[Element and coordinate records]
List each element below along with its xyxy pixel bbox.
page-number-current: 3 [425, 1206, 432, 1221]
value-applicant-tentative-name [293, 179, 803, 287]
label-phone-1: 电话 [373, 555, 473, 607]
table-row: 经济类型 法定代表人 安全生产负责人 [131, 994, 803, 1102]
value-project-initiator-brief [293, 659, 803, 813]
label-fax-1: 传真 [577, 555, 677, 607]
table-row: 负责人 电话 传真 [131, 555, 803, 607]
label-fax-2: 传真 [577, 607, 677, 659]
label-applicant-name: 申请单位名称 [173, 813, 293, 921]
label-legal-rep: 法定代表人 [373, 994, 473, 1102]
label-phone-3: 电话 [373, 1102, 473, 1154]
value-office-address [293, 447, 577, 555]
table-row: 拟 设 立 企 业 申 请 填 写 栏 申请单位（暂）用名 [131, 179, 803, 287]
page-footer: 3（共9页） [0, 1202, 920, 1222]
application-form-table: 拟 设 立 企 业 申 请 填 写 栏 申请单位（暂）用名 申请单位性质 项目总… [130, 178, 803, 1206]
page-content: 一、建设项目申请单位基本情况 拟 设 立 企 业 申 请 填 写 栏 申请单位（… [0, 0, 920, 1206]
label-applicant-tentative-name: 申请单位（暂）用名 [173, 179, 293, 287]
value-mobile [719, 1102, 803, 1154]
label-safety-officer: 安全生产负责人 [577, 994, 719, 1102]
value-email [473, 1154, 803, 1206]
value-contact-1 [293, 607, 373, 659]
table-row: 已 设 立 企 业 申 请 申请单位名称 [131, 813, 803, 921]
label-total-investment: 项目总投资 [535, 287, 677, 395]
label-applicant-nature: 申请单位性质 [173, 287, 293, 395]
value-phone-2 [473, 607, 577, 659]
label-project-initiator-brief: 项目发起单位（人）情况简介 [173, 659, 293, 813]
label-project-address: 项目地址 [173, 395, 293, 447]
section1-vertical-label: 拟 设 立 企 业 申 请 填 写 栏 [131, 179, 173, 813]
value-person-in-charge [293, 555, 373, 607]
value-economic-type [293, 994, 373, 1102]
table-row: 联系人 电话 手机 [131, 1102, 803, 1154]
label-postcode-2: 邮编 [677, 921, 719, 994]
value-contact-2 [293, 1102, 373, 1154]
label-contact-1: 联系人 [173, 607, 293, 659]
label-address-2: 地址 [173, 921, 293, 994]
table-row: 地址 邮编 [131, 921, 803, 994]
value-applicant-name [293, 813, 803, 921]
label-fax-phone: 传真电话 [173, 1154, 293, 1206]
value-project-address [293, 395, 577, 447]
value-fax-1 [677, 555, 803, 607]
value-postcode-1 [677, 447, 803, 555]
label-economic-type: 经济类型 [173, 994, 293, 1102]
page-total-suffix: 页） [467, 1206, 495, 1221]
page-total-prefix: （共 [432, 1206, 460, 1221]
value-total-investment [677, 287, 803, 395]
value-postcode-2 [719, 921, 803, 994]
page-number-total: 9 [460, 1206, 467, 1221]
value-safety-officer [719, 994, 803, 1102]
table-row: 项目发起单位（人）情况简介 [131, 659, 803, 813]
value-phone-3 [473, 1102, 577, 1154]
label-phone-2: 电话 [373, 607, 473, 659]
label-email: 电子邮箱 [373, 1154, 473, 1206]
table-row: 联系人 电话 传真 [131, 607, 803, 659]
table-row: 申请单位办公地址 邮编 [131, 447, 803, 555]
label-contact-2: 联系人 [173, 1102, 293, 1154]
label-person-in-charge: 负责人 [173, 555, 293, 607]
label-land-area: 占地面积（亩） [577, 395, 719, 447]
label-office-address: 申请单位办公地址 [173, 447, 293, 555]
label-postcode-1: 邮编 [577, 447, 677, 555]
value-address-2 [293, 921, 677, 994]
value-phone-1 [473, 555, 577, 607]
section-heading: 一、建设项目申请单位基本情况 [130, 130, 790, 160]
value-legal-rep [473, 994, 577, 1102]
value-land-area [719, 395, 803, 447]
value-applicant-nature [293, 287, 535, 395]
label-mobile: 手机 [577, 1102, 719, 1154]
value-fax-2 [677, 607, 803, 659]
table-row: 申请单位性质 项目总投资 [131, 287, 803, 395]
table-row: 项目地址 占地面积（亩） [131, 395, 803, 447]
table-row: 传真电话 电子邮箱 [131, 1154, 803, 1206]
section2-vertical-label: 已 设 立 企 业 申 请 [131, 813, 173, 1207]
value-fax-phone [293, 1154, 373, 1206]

■ **Task details**
Reproduce the material above word for word, starting with its first line and continuing through the line containing "value-postcode-1 [677, 447, 803, 555]", including that line.

■ **Result of the task**
List each element below along with its xyxy pixel bbox.
page-number-current: 3 [425, 1206, 432, 1221]
value-applicant-tentative-name [293, 179, 803, 287]
label-phone-1: 电话 [373, 555, 473, 607]
table-row: 经济类型 法定代表人 安全生产负责人 [131, 994, 803, 1102]
value-project-initiator-brief [293, 659, 803, 813]
label-fax-1: 传真 [577, 555, 677, 607]
table-row: 负责人 电话 传真 [131, 555, 803, 607]
label-fax-2: 传真 [577, 607, 677, 659]
label-applicant-name: 申请单位名称 [173, 813, 293, 921]
label-legal-rep: 法定代表人 [373, 994, 473, 1102]
label-phone-3: 电话 [373, 1102, 473, 1154]
value-office-address [293, 447, 577, 555]
table-row: 拟 设 立 企 业 申 请 填 写 栏 申请单位（暂）用名 [131, 179, 803, 287]
page-footer: 3（共9页） [0, 1202, 920, 1222]
application-form-table: 拟 设 立 企 业 申 请 填 写 栏 申请单位（暂）用名 申请单位性质 项目总… [130, 178, 803, 1206]
page-content: 一、建设项目申请单位基本情况 拟 设 立 企 业 申 请 填 写 栏 申请单位（… [0, 0, 920, 1206]
label-applicant-tentative-name: 申请单位（暂）用名 [173, 179, 293, 287]
value-mobile [719, 1102, 803, 1154]
label-safety-officer: 安全生产负责人 [577, 994, 719, 1102]
value-email [473, 1154, 803, 1206]
value-contact-1 [293, 607, 373, 659]
table-row: 已 设 立 企 业 申 请 申请单位名称 [131, 813, 803, 921]
label-total-investment: 项目总投资 [535, 287, 677, 395]
label-applicant-nature: 申请单位性质 [173, 287, 293, 395]
value-phone-2 [473, 607, 577, 659]
label-project-initiator-brief: 项目发起单位（人）情况简介 [173, 659, 293, 813]
label-project-address: 项目地址 [173, 395, 293, 447]
section1-vertical-label: 拟 设 立 企 业 申 请 填 写 栏 [131, 179, 173, 813]
value-person-in-charge [293, 555, 373, 607]
value-economic-type [293, 994, 373, 1102]
table-row: 联系人 电话 手机 [131, 1102, 803, 1154]
label-postcode-2: 邮编 [677, 921, 719, 994]
value-contact-2 [293, 1102, 373, 1154]
label-contact-1: 联系人 [173, 607, 293, 659]
label-address-2: 地址 [173, 921, 293, 994]
table-row: 地址 邮编 [131, 921, 803, 994]
value-applicant-name [293, 813, 803, 921]
label-fax-phone: 传真电话 [173, 1154, 293, 1206]
value-project-address [293, 395, 577, 447]
value-fax-1 [677, 555, 803, 607]
value-postcode-1 [677, 447, 803, 555]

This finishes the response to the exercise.